Pictures within the data are to be left out; everything else must be reproduced exactly.

__TASK DATA__.
◇ ◇ ◇ ◇ ◇ ◇ ◇

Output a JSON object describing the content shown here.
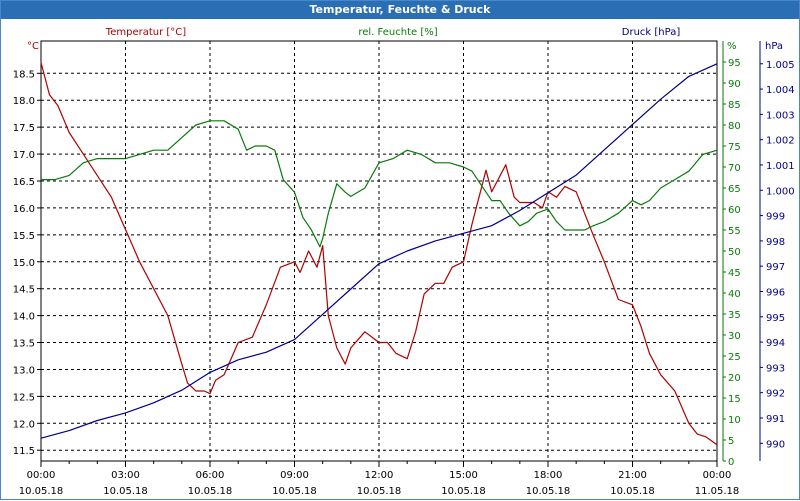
{
  "window": {
    "title": "Temperatur, Feuchte & Druck"
  },
  "colors": {
    "temperature": "#b00000",
    "humidity": "#0a7a0a",
    "pressure": "#00008b",
    "grid": "#000000",
    "titlebar": "#2a6fb3"
  },
  "chart_data": {
    "type": "line",
    "title": "Temperatur, Feuchte & Druck",
    "grid": true,
    "x_ticks": [
      {
        "hours": 0,
        "time": "00:00",
        "date": "10.05.18"
      },
      {
        "hours": 3,
        "time": "03:00",
        "date": "10.05.18"
      },
      {
        "hours": 6,
        "time": "06:00",
        "date": "10.05.18"
      },
      {
        "hours": 9,
        "time": "09:00",
        "date": "10.05.18"
      },
      {
        "hours": 12,
        "time": "12:00",
        "date": "10.05.18"
      },
      {
        "hours": 15,
        "time": "15:00",
        "date": "10.05.18"
      },
      {
        "hours": 18,
        "time": "18:00",
        "date": "10.05.18"
      },
      {
        "hours": 21,
        "time": "21:00",
        "date": "10.05.18"
      },
      {
        "hours": 24,
        "time": "00:00",
        "date": "11.05.18"
      }
    ],
    "xlim": [
      0,
      24
    ],
    "axes": {
      "temperature": {
        "label": "Temperatur [°C]",
        "unit": "°C",
        "ylim": [
          11.3,
          19.1
        ],
        "ticks": [
          "11.5",
          "12.0",
          "12.5",
          "13.0",
          "13.5",
          "14.0",
          "14.5",
          "15.0",
          "15.5",
          "16.0",
          "16.5",
          "17.0",
          "17.5",
          "18.0",
          "18.5"
        ]
      },
      "humidity": {
        "label": "rel. Feuchte [%]",
        "unit": "%",
        "ylim": [
          0,
          100
        ],
        "ticks": [
          "0",
          "5",
          "10",
          "15",
          "20",
          "25",
          "30",
          "35",
          "40",
          "45",
          "50",
          "55",
          "60",
          "65",
          "70",
          "75",
          "80",
          "85",
          "90",
          "95"
        ]
      },
      "pressure": {
        "label": "Druck [hPa]",
        "unit": "hPa",
        "ylim": [
          989.3,
          1005.9
        ],
        "ticks": [
          "990",
          "991",
          "992",
          "993",
          "994",
          "995",
          "996",
          "997",
          "998",
          "999",
          "1.000",
          "1.001",
          "1.002",
          "1.003",
          "1.004",
          "1.005"
        ]
      }
    },
    "series": [
      {
        "name": "Temperatur [°C]",
        "axis": "temperature",
        "x": [
          0,
          0.3,
          0.6,
          1,
          1.5,
          2,
          2.5,
          3,
          3.5,
          4,
          4.5,
          5,
          5.2,
          5.5,
          5.8,
          6,
          6.2,
          6.5,
          7,
          7.5,
          8,
          8.5,
          9,
          9.2,
          9.5,
          9.8,
          10,
          10.2,
          10.5,
          10.8,
          11,
          11.5,
          12,
          12.3,
          12.6,
          13,
          13.3,
          13.6,
          14,
          14.3,
          14.6,
          15,
          15.3,
          15.6,
          15.8,
          16,
          16.2,
          16.5,
          16.8,
          17,
          17.2,
          17.5,
          17.8,
          18,
          18.3,
          18.6,
          19,
          19.3,
          19.6,
          20,
          20.5,
          21,
          21.3,
          21.6,
          22,
          22.5,
          23,
          23.3,
          23.6,
          24
        ],
        "values": [
          18.7,
          18.1,
          17.9,
          17.4,
          17.0,
          16.6,
          16.2,
          15.6,
          15.0,
          14.5,
          14.0,
          13.1,
          12.75,
          12.6,
          12.6,
          12.55,
          12.8,
          12.9,
          13.5,
          13.6,
          14.2,
          14.9,
          15.0,
          14.8,
          15.2,
          14.9,
          15.3,
          14.0,
          13.4,
          13.1,
          13.4,
          13.7,
          13.5,
          13.5,
          13.3,
          13.2,
          13.7,
          14.4,
          14.6,
          14.6,
          14.9,
          15.0,
          15.7,
          16.3,
          16.7,
          16.3,
          16.5,
          16.8,
          16.2,
          16.1,
          16.1,
          16.1,
          16.0,
          16.3,
          16.2,
          16.4,
          16.3,
          15.9,
          15.5,
          15.0,
          14.3,
          14.2,
          13.8,
          13.3,
          12.9,
          12.6,
          12.0,
          11.8,
          11.75,
          11.6
        ]
      },
      {
        "name": "rel. Feuchte [%]",
        "axis": "humidity",
        "x": [
          0,
          0.5,
          1,
          1.5,
          2,
          2.5,
          3,
          3.5,
          4,
          4.5,
          5,
          5.5,
          6,
          6.5,
          7,
          7.3,
          7.6,
          8,
          8.3,
          8.6,
          9,
          9.3,
          9.6,
          9.9,
          10,
          10.2,
          10.5,
          10.8,
          11,
          11.5,
          12,
          12.5,
          13,
          13.5,
          14,
          14.5,
          15,
          15.3,
          15.6,
          16,
          16.3,
          16.6,
          17,
          17.3,
          17.6,
          18,
          18.3,
          18.6,
          19,
          19.3,
          19.6,
          20,
          20.5,
          21,
          21.3,
          21.6,
          22,
          22.5,
          23,
          23.5,
          24
        ],
        "values": [
          67,
          67,
          68,
          71,
          72,
          72,
          72,
          73,
          74,
          74,
          77,
          80,
          81,
          81,
          79,
          74,
          75,
          75,
          74,
          67,
          64,
          58,
          55,
          51,
          53,
          59,
          66,
          64,
          63,
          65,
          71,
          72,
          74,
          73,
          71,
          71,
          70,
          69,
          66,
          62,
          62,
          59,
          56,
          57,
          59,
          60,
          57,
          55,
          55,
          55,
          56,
          57,
          59,
          62,
          61,
          62,
          65,
          67,
          69,
          73,
          74
        ]
      },
      {
        "name": "Druck [hPa]",
        "axis": "pressure",
        "x": [
          0,
          1,
          2,
          3,
          4,
          5,
          6,
          7,
          8,
          9,
          10,
          11,
          12,
          13,
          14,
          15,
          16,
          17,
          18,
          19,
          20,
          21,
          22,
          23,
          24
        ],
        "values": [
          990.2,
          990.5,
          990.9,
          991.2,
          991.6,
          992.1,
          992.8,
          993.3,
          993.6,
          994.1,
          995.1,
          996.1,
          997.1,
          997.6,
          998.0,
          998.3,
          998.6,
          999.2,
          999.9,
          1000.6,
          1001.6,
          1002.6,
          1003.6,
          1004.5,
          1005.0
        ]
      }
    ]
  }
}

◇ ◇ ◇ ◇ ◇ ◇ ◇

__WRITTEN ANSWER__.
Output a JSON object describing the content shown here.
{
  "window": {
    "title": "Temperatur, Feuchte & Druck"
  },
  "colors": {
    "temperature": "#b00000",
    "humidity": "#0a7a0a",
    "pressure": "#00008b",
    "grid": "#000000",
    "titlebar": "#2a6fb3"
  },
  "chart_data": {
    "type": "line",
    "title": "Temperatur, Feuchte & Druck",
    "grid": true,
    "x_ticks": [
      {
        "hours": 0,
        "time": "00:00",
        "date": "10.05.18"
      },
      {
        "hours": 3,
        "time": "03:00",
        "date": "10.05.18"
      },
      {
        "hours": 6,
        "time": "06:00",
        "date": "10.05.18"
      },
      {
        "hours": 9,
        "time": "09:00",
        "date": "10.05.18"
      },
      {
        "hours": 12,
        "time": "12:00",
        "date": "10.05.18"
      },
      {
        "hours": 15,
        "time": "15:00",
        "date": "10.05.18"
      },
      {
        "hours": 18,
        "time": "18:00",
        "date": "10.05.18"
      },
      {
        "hours": 21,
        "time": "21:00",
        "date": "10.05.18"
      },
      {
        "hours": 24,
        "time": "00:00",
        "date": "11.05.18"
      }
    ],
    "xlim": [
      0,
      24
    ],
    "axes": {
      "temperature": {
        "label": "Temperatur [°C]",
        "unit": "°C",
        "ylim": [
          11.3,
          19.1
        ],
        "ticks": [
          "11.5",
          "12.0",
          "12.5",
          "13.0",
          "13.5",
          "14.0",
          "14.5",
          "15.0",
          "15.5",
          "16.0",
          "16.5",
          "17.0",
          "17.5",
          "18.0",
          "18.5"
        ]
      },
      "humidity": {
        "label": "rel. Feuchte [%]",
        "unit": "%",
        "ylim": [
          0,
          100
        ],
        "ticks": [
          "0",
          "5",
          "10",
          "15",
          "20",
          "25",
          "30",
          "35",
          "40",
          "45",
          "50",
          "55",
          "60",
          "65",
          "70",
          "75",
          "80",
          "85",
          "90",
          "95"
        ]
      },
      "pressure": {
        "label": "Druck [hPa]",
        "unit": "hPa",
        "ylim": [
          989.3,
          1005.9
        ],
        "ticks": [
          "990",
          "991",
          "992",
          "993",
          "994",
          "995",
          "996",
          "997",
          "998",
          "999",
          "1.000",
          "1.001",
          "1.002",
          "1.003",
          "1.004",
          "1.005"
        ]
      }
    },
    "series": [
      {
        "name": "Temperatur [°C]",
        "axis": "temperature",
        "x": [
          0,
          0.3,
          0.6,
          1,
          1.5,
          2,
          2.5,
          3,
          3.5,
          4,
          4.5,
          5,
          5.2,
          5.5,
          5.8,
          6,
          6.2,
          6.5,
          7,
          7.5,
          8,
          8.5,
          9,
          9.2,
          9.5,
          9.8,
          10,
          10.2,
          10.5,
          10.8,
          11,
          11.5,
          12,
          12.3,
          12.6,
          13,
          13.3,
          13.6,
          14,
          14.3,
          14.6,
          15,
          15.3,
          15.6,
          15.8,
          16,
          16.2,
          16.5,
          16.8,
          17,
          17.2,
          17.5,
          17.8,
          18,
          18.3,
          18.6,
          19,
          19.3,
          19.6,
          20,
          20.5,
          21,
          21.3,
          21.6,
          22,
          22.5,
          23,
          23.3,
          23.6,
          24
        ],
        "values": [
          18.7,
          18.1,
          17.9,
          17.4,
          17.0,
          16.6,
          16.2,
          15.6,
          15.0,
          14.5,
          14.0,
          13.1,
          12.75,
          12.6,
          12.6,
          12.55,
          12.8,
          12.9,
          13.5,
          13.6,
          14.2,
          14.9,
          15.0,
          14.8,
          15.2,
          14.9,
          15.3,
          14.0,
          13.4,
          13.1,
          13.4,
          13.7,
          13.5,
          13.5,
          13.3,
          13.2,
          13.7,
          14.4,
          14.6,
          14.6,
          14.9,
          15.0,
          15.7,
          16.3,
          16.7,
          16.3,
          16.5,
          16.8,
          16.2,
          16.1,
          16.1,
          16.1,
          16.0,
          16.3,
          16.2,
          16.4,
          16.3,
          15.9,
          15.5,
          15.0,
          14.3,
          14.2,
          13.8,
          13.3,
          12.9,
          12.6,
          12.0,
          11.8,
          11.75,
          11.6
        ]
      },
      {
        "name": "rel. Feuchte [%]",
        "axis": "humidity",
        "x": [
          0,
          0.5,
          1,
          1.5,
          2,
          2.5,
          3,
          3.5,
          4,
          4.5,
          5,
          5.5,
          6,
          6.5,
          7,
          7.3,
          7.6,
          8,
          8.3,
          8.6,
          9,
          9.3,
          9.6,
          9.9,
          10,
          10.2,
          10.5,
          10.8,
          11,
          11.5,
          12,
          12.5,
          13,
          13.5,
          14,
          14.5,
          15,
          15.3,
          15.6,
          16,
          16.3,
          16.6,
          17,
          17.3,
          17.6,
          18,
          18.3,
          18.6,
          19,
          19.3,
          19.6,
          20,
          20.5,
          21,
          21.3,
          21.6,
          22,
          22.5,
          23,
          23.5,
          24
        ],
        "values": [
          67,
          67,
          68,
          71,
          72,
          72,
          72,
          73,
          74,
          74,
          77,
          80,
          81,
          81,
          79,
          74,
          75,
          75,
          74,
          67,
          64,
          58,
          55,
          51,
          53,
          59,
          66,
          64,
          63,
          65,
          71,
          72,
          74,
          73,
          71,
          71,
          70,
          69,
          66,
          62,
          62,
          59,
          56,
          57,
          59,
          60,
          57,
          55,
          55,
          55,
          56,
          57,
          59,
          62,
          61,
          62,
          65,
          67,
          69,
          73,
          74
        ]
      },
      {
        "name": "Druck [hPa]",
        "axis": "pressure",
        "x": [
          0,
          1,
          2,
          3,
          4,
          5,
          6,
          7,
          8,
          9,
          10,
          11,
          12,
          13,
          14,
          15,
          16,
          17,
          18,
          19,
          20,
          21,
          22,
          23,
          24
        ],
        "values": [
          990.2,
          990.5,
          990.9,
          991.2,
          991.6,
          992.1,
          992.8,
          993.3,
          993.6,
          994.1,
          995.1,
          996.1,
          997.1,
          997.6,
          998.0,
          998.3,
          998.6,
          999.2,
          999.9,
          1000.6,
          1001.6,
          1002.6,
          1003.6,
          1004.5,
          1005.0
        ]
      }
    ]
  }
}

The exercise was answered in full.